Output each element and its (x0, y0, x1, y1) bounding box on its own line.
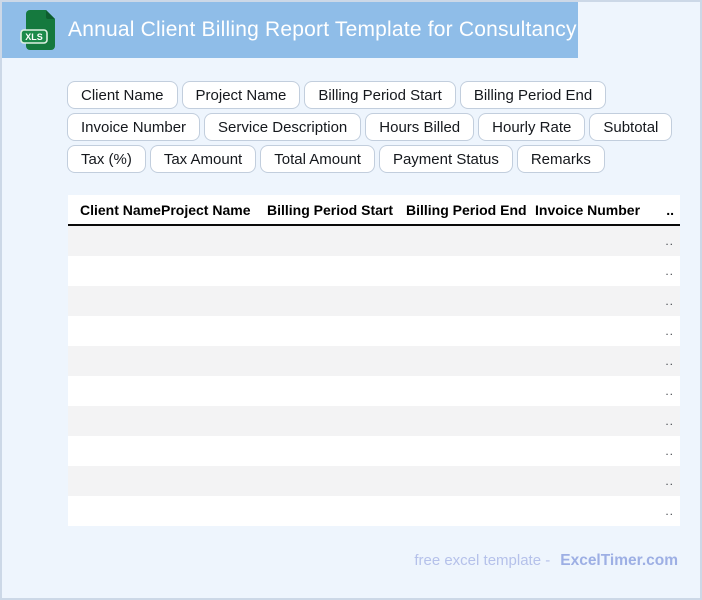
column-header-project-name: Project Name (161, 201, 251, 218)
chip-tax[interactable]: Tax (%) (67, 145, 146, 173)
field-chips: Client Name Project Name Billing Period St… (67, 81, 673, 177)
chip-payment-status[interactable]: Payment Status (378, 145, 513, 173)
row-more-placeholder: .. (665, 324, 674, 338)
footer-text: free excel template - (414, 552, 551, 569)
chip-hours-billed[interactable]: Hours Billed (365, 113, 475, 141)
table-row: .. (68, 256, 680, 286)
row-more-placeholder: .. (665, 354, 674, 368)
xls-badge-text: XLS (25, 32, 43, 42)
table-row: .. (68, 286, 680, 316)
footer-brand-link[interactable]: ExcelTimer.com (560, 552, 678, 569)
chip-row: Client Name Project Name Billing Period St… (67, 81, 672, 109)
chip-invoice-number[interactable]: Invoice Number (67, 113, 201, 141)
footer: free excel template - ExcelTimer.com (414, 552, 678, 570)
table-body: .................... (68, 226, 680, 526)
chip-subtotal[interactable]: Subtotal (589, 113, 673, 141)
chip-tax-amount[interactable]: Tax Amount (149, 145, 257, 173)
chip-hourly-rate[interactable]: Hourly Rate (478, 113, 586, 141)
chip-row: Tax (%) Tax Amount Total Amount Payment Sta… (67, 145, 672, 173)
chip-billing-period-end[interactable]: Billing Period End (459, 81, 607, 109)
table-header-row: Client Name Project Name Billing Period St… (68, 195, 680, 226)
row-more-placeholder: .. (665, 294, 674, 308)
column-header-billing-period-end: Billing Period End (406, 201, 527, 218)
chip-client-name[interactable]: Client Name (67, 81, 178, 109)
column-header-client-name: Client Name (80, 201, 161, 218)
column-header-billing-period-start: Billing Period Start (267, 201, 394, 218)
spreadsheet-preview: Client Name Project Name Billing Period St… (68, 195, 680, 526)
row-more-placeholder: .. (665, 474, 674, 488)
chip-project-name[interactable]: Project Name (181, 81, 301, 109)
table-row: .. (68, 376, 680, 406)
row-more-placeholder: .. (665, 444, 674, 458)
table-row: .. (68, 226, 680, 256)
table-row: .. (68, 496, 680, 526)
table-row: .. (68, 406, 680, 436)
chip-service-description[interactable]: Service Description (204, 113, 362, 141)
table-row: .. (68, 466, 680, 496)
row-more-placeholder: .. (665, 264, 674, 278)
table-row: .. (68, 316, 680, 346)
row-more-placeholder: .. (665, 414, 674, 428)
xls-file-icon: XLS (20, 10, 55, 50)
column-header-invoice-number: Invoice Number (535, 201, 641, 218)
chip-remarks[interactable]: Remarks (516, 145, 605, 173)
row-more-placeholder: .. (665, 504, 674, 518)
chip-billing-period-start[interactable]: Billing Period Start (304, 81, 456, 109)
table-row: .. (68, 346, 680, 376)
row-more-placeholder: .. (665, 384, 674, 398)
column-header-more: .. (666, 201, 674, 218)
chip-row: Invoice Number Service Description Hours B… (67, 113, 673, 141)
row-more-placeholder: .. (665, 234, 674, 248)
page-title: Annual Client Billing Report Template fo… (68, 18, 577, 41)
chip-total-amount[interactable]: Total Amount (260, 145, 375, 173)
titlebar: XLS Annual Client Billing Report Templat… (2, 2, 578, 58)
table-row: .. (68, 436, 680, 466)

#### [Work to be completed]
Starting with the line that contains "column-header-project-name: Project Name" and going on through the line that contains "chip-tax-amount[interactable]: Tax Amount", please format those lines as a JSON list of strings, one string per line, with blank lines left out.

#### [Task result]
[
  "column-header-project-name: Project Name (161, 201, 251, 218)",
  "chip-tax[interactable]: Tax (%) (67, 145, 146, 173)",
  "field-chips: Client Name Project Name Billing Period St… (67, 81, 673, 177)",
  "chip-payment-status[interactable]: Payment Status (378, 145, 513, 173)",
  "row-more-placeholder: .. (665, 324, 674, 338)",
  "footer-text: free excel template - (414, 552, 551, 569)",
  "chip-hours-billed[interactable]: Hours Billed (365, 113, 475, 141)",
  "table-row: .. (68, 256, 680, 286)",
  "row-more-placeholder: .. (665, 354, 674, 368)",
  "xls-badge-text: XLS (25, 32, 43, 42)",
  "table-row: .. (68, 286, 680, 316)",
  "footer-brand-link[interactable]: ExcelTimer.com (560, 552, 678, 569)",
  "chip-row: Client Name Project Name Billing Period St… (67, 81, 672, 109)",
  "chip-invoice-number[interactable]: Invoice Number (67, 113, 201, 141)",
  "footer: free excel template - ExcelTimer.com (414, 552, 678, 570)",
  "table-body: .................... (68, 226, 680, 526)",
  "chip-subtotal[interactable]: Subtotal (589, 113, 673, 141)",
  "chip-tax-amount[interactable]: Tax Amount (149, 145, 257, 173)"
]